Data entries
..........
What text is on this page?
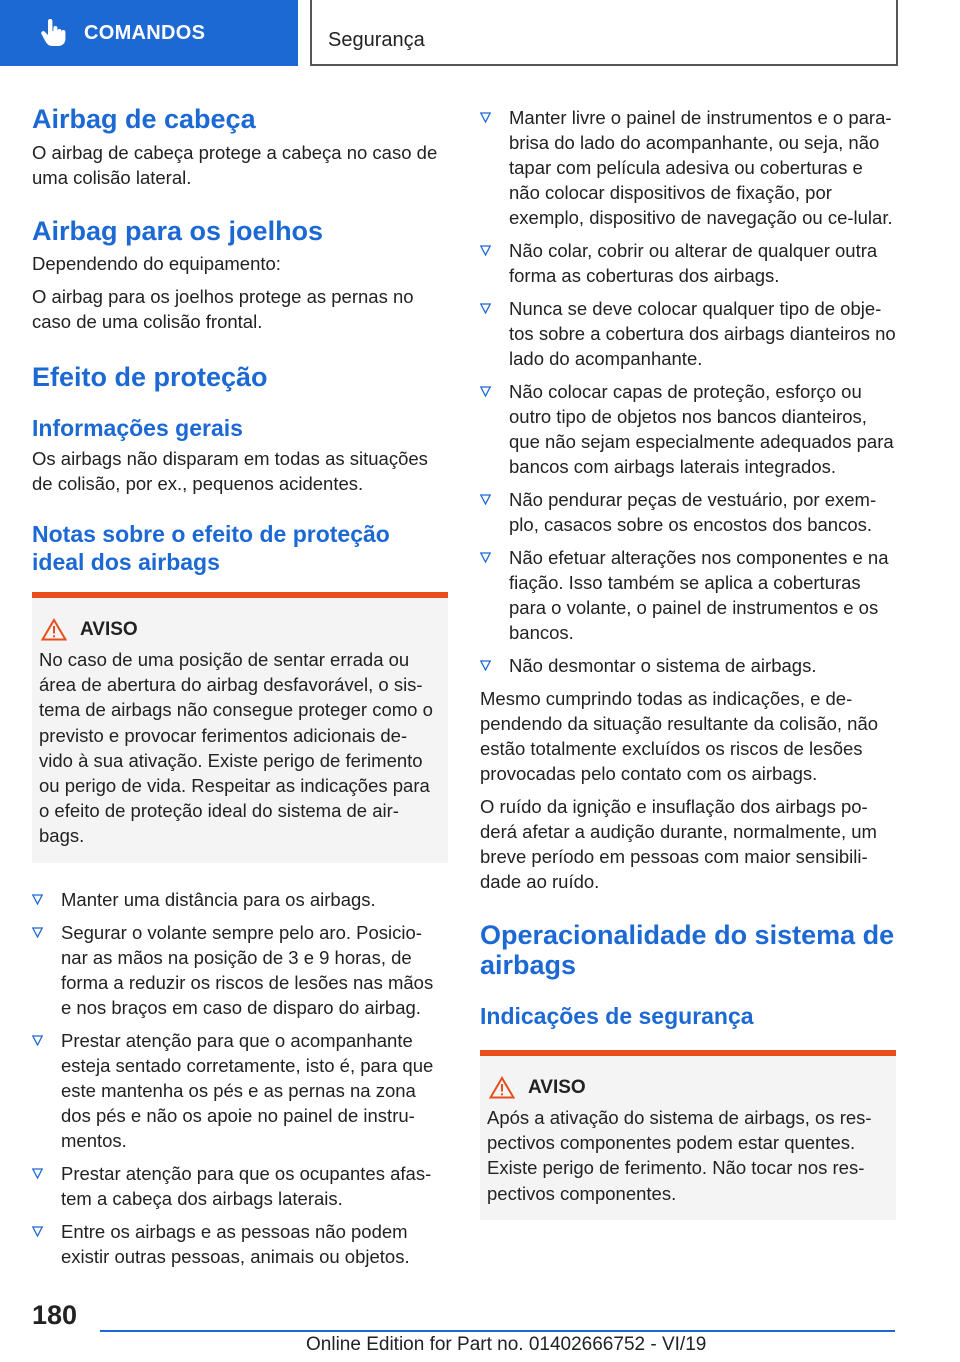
COMANDOS	Segurança
Airbag de cabeça

O airbag de cabeça protege a cabeça no caso de uma colisão lateral.

Airbag para os joelhos

Dependendo do equipamento:

O airbag para os joelhos protege as pernas no caso de uma colisão frontal.

Efeito de proteção
Informações gerais

Os airbags não disparam em todas as situações de colisão, por ex., pequenos acidentes.

Notas sobre o efeito de proteção ideal dos airbags
AVISO

No caso de uma posição de sentar errada ou área de abertura do airbag desfavorável, o sis-tema de airbags não consegue proteger como o previsto e provocar ferimentos adicionais de-vido à sua ativação. Existe perigo de ferimento ou perigo de vida. Respeitar as indicações para o efeito de proteção ideal do sistema de air-bags.

Manter uma distância para os airbags.
Segurar o volante sempre pelo aro. Posicio-nar as mãos na posição de 3 e 9 horas, de forma a reduzir os riscos de lesões nas mãos e nos braços em caso de disparo do airbag.
Prestar atenção para que o acompanhante esteja sentado corretamente, isto é, para que este mantenha os pés e as pernas na zona dos pés e não os apoie no painel de instru-mentos.
Prestar atenção para que os ocupantes afas-tem a cabeça dos airbags laterais.
Entre os airbags e as pessoas não podem existir outras pessoas, animais ou objetos.
Manter livre o painel de instrumentos e o para-brisa do lado do acompanhante, ou seja, não tapar com película adesiva ou coberturas e não colocar dispositivos de fixação, por exemplo, dispositivo de navegação ou ce-lular.
Não colar, cobrir ou alterar de qualquer outra forma as coberturas dos airbags.
Nunca se deve colocar qualquer tipo de obje-tos sobre a cobertura dos airbags dianteiros no lado do acompanhante.
Não colocar capas de proteção, esforço ou outro tipo de objetos nos bancos dianteiros, que não sejam especialmente adequados para bancos com airbags laterais integrados.
Não pendurar peças de vestuário, por exem-plo, casacos sobre os encostos dos bancos.
Não efetuar alterações nos componentes e na fiação. Isso também se aplica a coberturas para o volante, o painel de instrumentos e os bancos.
Não desmontar o sistema de airbags.

Mesmo cumprindo todas as indicações, e de-pendendo da situação resultante da colisão, não estão totalmente excluídos os riscos de lesões provocadas pelo contato com os airbags.

O ruído da ignição e insuflação dos airbags po-derá afetar a audição durante, normalmente, um breve período em pessoas com maior sensibili-dade ao ruído.

Operacionalidade do sistema de airbags
Indicações de segurança
AVISO

Após a ativação do sistema de airbags, os res-pectivos componentes podem estar quentes. Existe perigo de ferimento. Não tocar nos res-pectivos componentes.

180
Online Edition for Part no. 01402666752 - VI/19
..........
[Stated task] In the entries above, find lines with "cabeça" and copy each.

[Written answer]
Airbag de cabeça
O airbag de cabeça protege a cabeça no caso de uma colisão lateral.
Prestar atenção para que os ocupantes afas-tem a cabeça dos airbags laterais.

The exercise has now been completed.